======== Stored records

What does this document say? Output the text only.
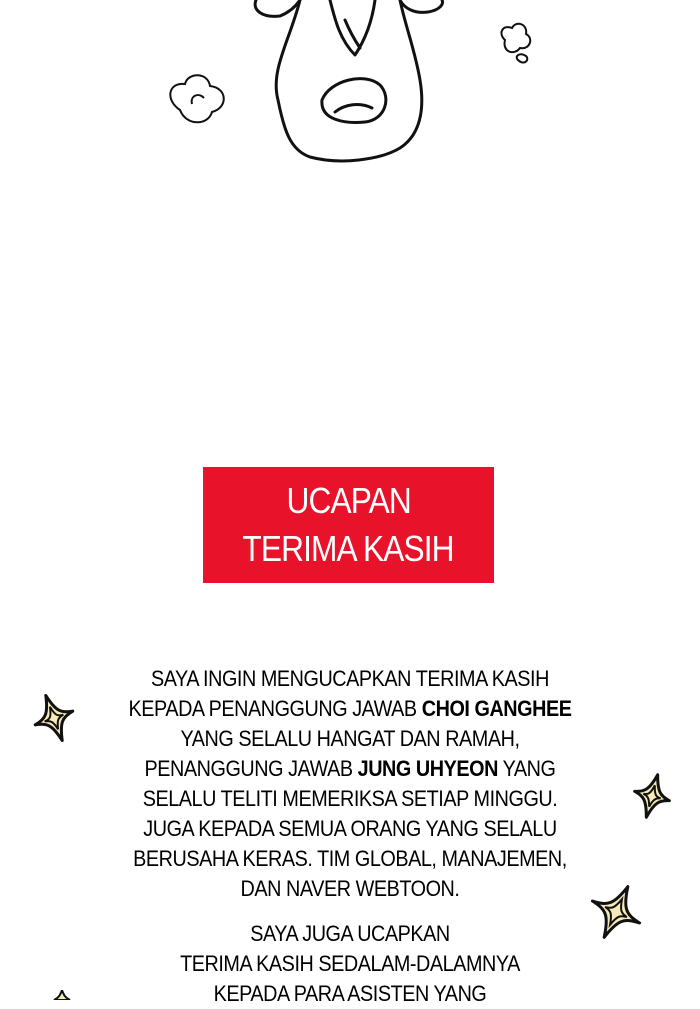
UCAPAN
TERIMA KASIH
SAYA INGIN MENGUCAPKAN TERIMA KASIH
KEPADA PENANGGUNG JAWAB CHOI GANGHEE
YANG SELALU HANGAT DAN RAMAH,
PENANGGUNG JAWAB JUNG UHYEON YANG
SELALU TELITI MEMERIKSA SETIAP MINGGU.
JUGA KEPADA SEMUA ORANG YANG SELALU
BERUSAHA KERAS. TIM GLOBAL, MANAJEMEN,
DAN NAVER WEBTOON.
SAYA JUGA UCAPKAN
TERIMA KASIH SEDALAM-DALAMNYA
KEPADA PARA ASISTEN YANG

================

**What you need to do**
Omit every picture, and otherwise quote the entries exactly.

**Finished task**
What does this document say? Output the text only.
UCAPAN
TERIMA KASIH
SAYA INGIN MENGUCAPKAN TERIMA KASIH
KEPADA PENANGGUNG JAWAB CHOI GANGHEE
YANG SELALU HANGAT DAN RAMAH,
PENANGGUNG JAWAB JUNG UHYEON YANG
SELALU TELITI MEMERIKSA SETIAP MINGGU.
JUGA KEPADA SEMUA ORANG YANG SELALU
BERUSAHA KERAS. TIM GLOBAL, MANAJEMEN,
DAN NAVER WEBTOON.
SAYA JUGA UCAPKAN
TERIMA KASIH SEDALAM-DALAMNYA
KEPADA PARA ASISTEN YANG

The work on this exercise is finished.